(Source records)
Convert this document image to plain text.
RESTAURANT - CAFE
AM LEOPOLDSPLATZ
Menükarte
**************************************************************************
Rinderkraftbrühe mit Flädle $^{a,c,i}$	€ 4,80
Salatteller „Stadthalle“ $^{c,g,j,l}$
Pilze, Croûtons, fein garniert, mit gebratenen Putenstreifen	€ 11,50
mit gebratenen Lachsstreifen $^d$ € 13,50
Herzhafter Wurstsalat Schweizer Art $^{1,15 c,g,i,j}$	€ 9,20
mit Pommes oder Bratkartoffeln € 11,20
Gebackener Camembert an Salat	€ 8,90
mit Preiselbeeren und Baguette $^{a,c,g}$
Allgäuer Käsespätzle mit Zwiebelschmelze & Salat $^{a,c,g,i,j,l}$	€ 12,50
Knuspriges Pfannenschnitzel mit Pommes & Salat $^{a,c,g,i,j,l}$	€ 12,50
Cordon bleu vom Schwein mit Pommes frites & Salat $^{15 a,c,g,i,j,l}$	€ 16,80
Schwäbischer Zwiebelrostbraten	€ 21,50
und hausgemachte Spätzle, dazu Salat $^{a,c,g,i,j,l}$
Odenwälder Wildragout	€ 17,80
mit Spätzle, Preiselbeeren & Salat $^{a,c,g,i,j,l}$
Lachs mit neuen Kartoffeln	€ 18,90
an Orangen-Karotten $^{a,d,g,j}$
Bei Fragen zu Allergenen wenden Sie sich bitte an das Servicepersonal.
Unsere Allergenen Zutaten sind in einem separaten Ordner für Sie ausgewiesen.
---
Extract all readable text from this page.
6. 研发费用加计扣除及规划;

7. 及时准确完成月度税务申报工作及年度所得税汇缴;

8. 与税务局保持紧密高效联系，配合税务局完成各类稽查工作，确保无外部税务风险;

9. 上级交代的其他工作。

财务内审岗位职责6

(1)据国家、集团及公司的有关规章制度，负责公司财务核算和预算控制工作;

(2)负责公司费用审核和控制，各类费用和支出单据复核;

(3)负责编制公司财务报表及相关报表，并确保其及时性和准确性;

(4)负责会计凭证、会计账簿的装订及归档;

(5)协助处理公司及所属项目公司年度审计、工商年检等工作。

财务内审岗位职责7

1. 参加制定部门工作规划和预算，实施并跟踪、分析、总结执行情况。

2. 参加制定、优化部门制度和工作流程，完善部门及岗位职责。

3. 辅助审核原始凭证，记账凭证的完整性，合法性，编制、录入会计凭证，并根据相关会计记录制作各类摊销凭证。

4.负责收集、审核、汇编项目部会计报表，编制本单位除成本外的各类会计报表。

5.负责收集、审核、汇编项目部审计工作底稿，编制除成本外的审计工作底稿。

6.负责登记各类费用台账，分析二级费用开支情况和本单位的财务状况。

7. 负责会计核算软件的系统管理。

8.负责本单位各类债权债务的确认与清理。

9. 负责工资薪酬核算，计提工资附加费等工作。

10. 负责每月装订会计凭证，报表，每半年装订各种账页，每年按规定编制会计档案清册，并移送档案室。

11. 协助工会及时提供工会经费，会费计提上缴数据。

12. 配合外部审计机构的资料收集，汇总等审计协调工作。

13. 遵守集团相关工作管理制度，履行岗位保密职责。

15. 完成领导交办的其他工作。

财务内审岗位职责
* * *
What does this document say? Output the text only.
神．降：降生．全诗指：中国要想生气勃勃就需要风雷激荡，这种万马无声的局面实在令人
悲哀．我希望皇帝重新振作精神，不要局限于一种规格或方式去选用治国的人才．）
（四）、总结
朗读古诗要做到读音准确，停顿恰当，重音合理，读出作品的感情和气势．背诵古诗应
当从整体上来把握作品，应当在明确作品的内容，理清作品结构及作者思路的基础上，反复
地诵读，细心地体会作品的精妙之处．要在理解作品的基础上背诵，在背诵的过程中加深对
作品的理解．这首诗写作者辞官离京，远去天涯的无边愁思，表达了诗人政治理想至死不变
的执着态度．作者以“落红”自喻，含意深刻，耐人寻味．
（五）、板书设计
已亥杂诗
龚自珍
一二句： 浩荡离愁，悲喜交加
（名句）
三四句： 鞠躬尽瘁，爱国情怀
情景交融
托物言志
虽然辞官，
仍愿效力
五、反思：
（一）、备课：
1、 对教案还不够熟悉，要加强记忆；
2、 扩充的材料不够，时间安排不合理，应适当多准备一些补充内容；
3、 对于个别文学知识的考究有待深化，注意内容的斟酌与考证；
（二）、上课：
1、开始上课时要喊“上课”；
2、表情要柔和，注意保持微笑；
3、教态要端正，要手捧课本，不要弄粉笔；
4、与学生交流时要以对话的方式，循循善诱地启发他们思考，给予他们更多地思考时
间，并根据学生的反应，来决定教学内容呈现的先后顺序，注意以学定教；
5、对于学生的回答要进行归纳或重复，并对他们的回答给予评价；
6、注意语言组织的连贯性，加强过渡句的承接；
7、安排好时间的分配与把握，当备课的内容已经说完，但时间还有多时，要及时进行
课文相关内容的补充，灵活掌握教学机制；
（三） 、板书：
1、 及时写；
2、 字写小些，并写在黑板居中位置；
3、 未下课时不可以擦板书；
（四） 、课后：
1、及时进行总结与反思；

**EXERCISE INSTRUCTIONS**
Copy every line from the entries that contains the word "Preiselbeeren".

**FINISHED ANSWER**
mit Preiselbeeren und Baguette $^{a,c,g}$
mit Spätzle, Preiselbeeren & Salat $^{a,c,g,i,j,l}$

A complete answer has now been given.